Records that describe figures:
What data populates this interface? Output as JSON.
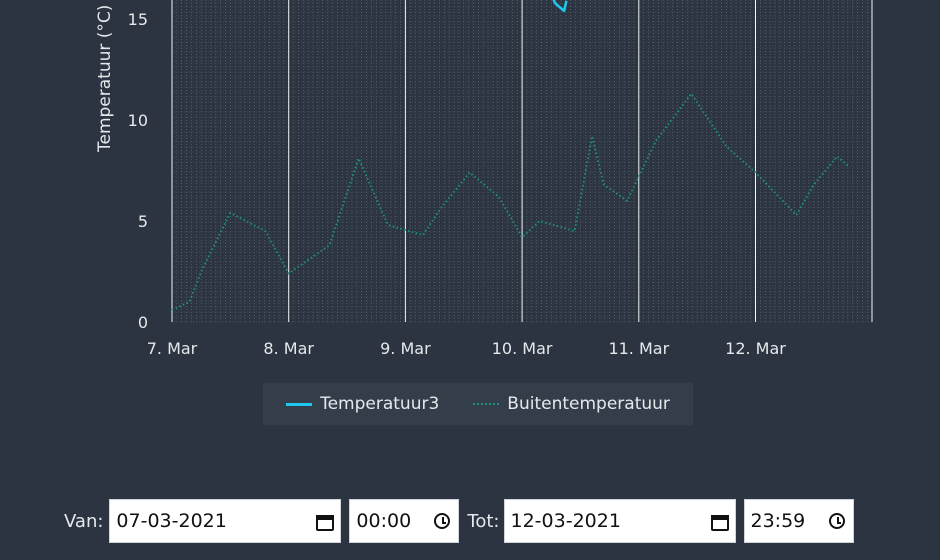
{
  "chart_data": {
    "type": "line",
    "ylabel": "Temperatuur (°C)",
    "xlabel": "",
    "ylim": [
      0,
      16
    ],
    "yticks": [
      "0",
      "5",
      "10",
      "15"
    ],
    "x_ticks": [
      "7. Mar",
      "8. Mar",
      "9. Mar",
      "10. Mar",
      "11. Mar",
      "12. Mar"
    ],
    "grid": "on",
    "legend_placement": "bottom-center",
    "series": [
      {
        "name": "Temperatuur3",
        "color": "#1ec8f0",
        "style": "solid",
        "points": [
          [
            3.25,
            16.3
          ],
          [
            3.28,
            15.8
          ],
          [
            3.32,
            15.6
          ],
          [
            3.36,
            15.4
          ],
          [
            3.38,
            15.9
          ]
        ]
      },
      {
        "name": "Buitentemperatuur",
        "color": "#1f8f7e",
        "style": "dotted",
        "points": [
          [
            0.0,
            0.6
          ],
          [
            0.15,
            1.0
          ],
          [
            0.25,
            2.5
          ],
          [
            0.5,
            5.4
          ],
          [
            0.8,
            4.5
          ],
          [
            1.0,
            2.4
          ],
          [
            1.35,
            3.8
          ],
          [
            1.6,
            8.1
          ],
          [
            1.85,
            4.8
          ],
          [
            2.15,
            4.3
          ],
          [
            2.3,
            5.6
          ],
          [
            2.55,
            7.4
          ],
          [
            2.8,
            6.2
          ],
          [
            3.0,
            4.2
          ],
          [
            3.15,
            5.0
          ],
          [
            3.45,
            4.5
          ],
          [
            3.6,
            9.2
          ],
          [
            3.7,
            6.8
          ],
          [
            3.9,
            6.0
          ],
          [
            4.15,
            9.0
          ],
          [
            4.45,
            11.3
          ],
          [
            4.75,
            8.7
          ],
          [
            5.0,
            7.4
          ],
          [
            5.35,
            5.3
          ],
          [
            5.5,
            6.8
          ],
          [
            5.7,
            8.2
          ],
          [
            5.8,
            7.7
          ]
        ]
      }
    ]
  },
  "legend": {
    "temp3_label": "Temperatuur3",
    "outside_label": "Buitentemperatuur"
  },
  "controls": {
    "from_label": "Van:",
    "from_date": "07-03-2021",
    "from_time": "00:00",
    "to_label": "Tot:",
    "to_date": "12-03-2021",
    "to_time": "23:59"
  },
  "icons": [
    "calendar-icon",
    "clock-icon"
  ],
  "colors": {
    "background": "#2b3440",
    "temperatuur3": "#1ec8f0",
    "buitentemperatuur": "#1f8f7e"
  }
}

Short problem: Each record above is to be restated exactly, with its pictures removed from the copy.

Written response:
What data populates this interface? Output as JSON.
{
  "chart_data": {
    "type": "line",
    "ylabel": "Temperatuur (°C)",
    "xlabel": "",
    "ylim": [
      0,
      16
    ],
    "yticks": [
      "0",
      "5",
      "10",
      "15"
    ],
    "x_ticks": [
      "7. Mar",
      "8. Mar",
      "9. Mar",
      "10. Mar",
      "11. Mar",
      "12. Mar"
    ],
    "grid": "on",
    "legend_placement": "bottom-center",
    "series": [
      {
        "name": "Temperatuur3",
        "color": "#1ec8f0",
        "style": "solid",
        "points": [
          [
            3.25,
            16.3
          ],
          [
            3.28,
            15.8
          ],
          [
            3.32,
            15.6
          ],
          [
            3.36,
            15.4
          ],
          [
            3.38,
            15.9
          ]
        ]
      },
      {
        "name": "Buitentemperatuur",
        "color": "#1f8f7e",
        "style": "dotted",
        "points": [
          [
            0.0,
            0.6
          ],
          [
            0.15,
            1.0
          ],
          [
            0.25,
            2.5
          ],
          [
            0.5,
            5.4
          ],
          [
            0.8,
            4.5
          ],
          [
            1.0,
            2.4
          ],
          [
            1.35,
            3.8
          ],
          [
            1.6,
            8.1
          ],
          [
            1.85,
            4.8
          ],
          [
            2.15,
            4.3
          ],
          [
            2.3,
            5.6
          ],
          [
            2.55,
            7.4
          ],
          [
            2.8,
            6.2
          ],
          [
            3.0,
            4.2
          ],
          [
            3.15,
            5.0
          ],
          [
            3.45,
            4.5
          ],
          [
            3.6,
            9.2
          ],
          [
            3.7,
            6.8
          ],
          [
            3.9,
            6.0
          ],
          [
            4.15,
            9.0
          ],
          [
            4.45,
            11.3
          ],
          [
            4.75,
            8.7
          ],
          [
            5.0,
            7.4
          ],
          [
            5.35,
            5.3
          ],
          [
            5.5,
            6.8
          ],
          [
            5.7,
            8.2
          ],
          [
            5.8,
            7.7
          ]
        ]
      }
    ]
  },
  "legend": {
    "temp3_label": "Temperatuur3",
    "outside_label": "Buitentemperatuur"
  },
  "controls": {
    "from_label": "Van:",
    "from_date": "07-03-2021",
    "from_time": "00:00",
    "to_label": "Tot:",
    "to_date": "12-03-2021",
    "to_time": "23:59"
  },
  "icons": [
    "calendar-icon",
    "clock-icon"
  ],
  "colors": {
    "background": "#2b3440",
    "temperatuur3": "#1ec8f0",
    "buitentemperatuur": "#1f8f7e"
  }
}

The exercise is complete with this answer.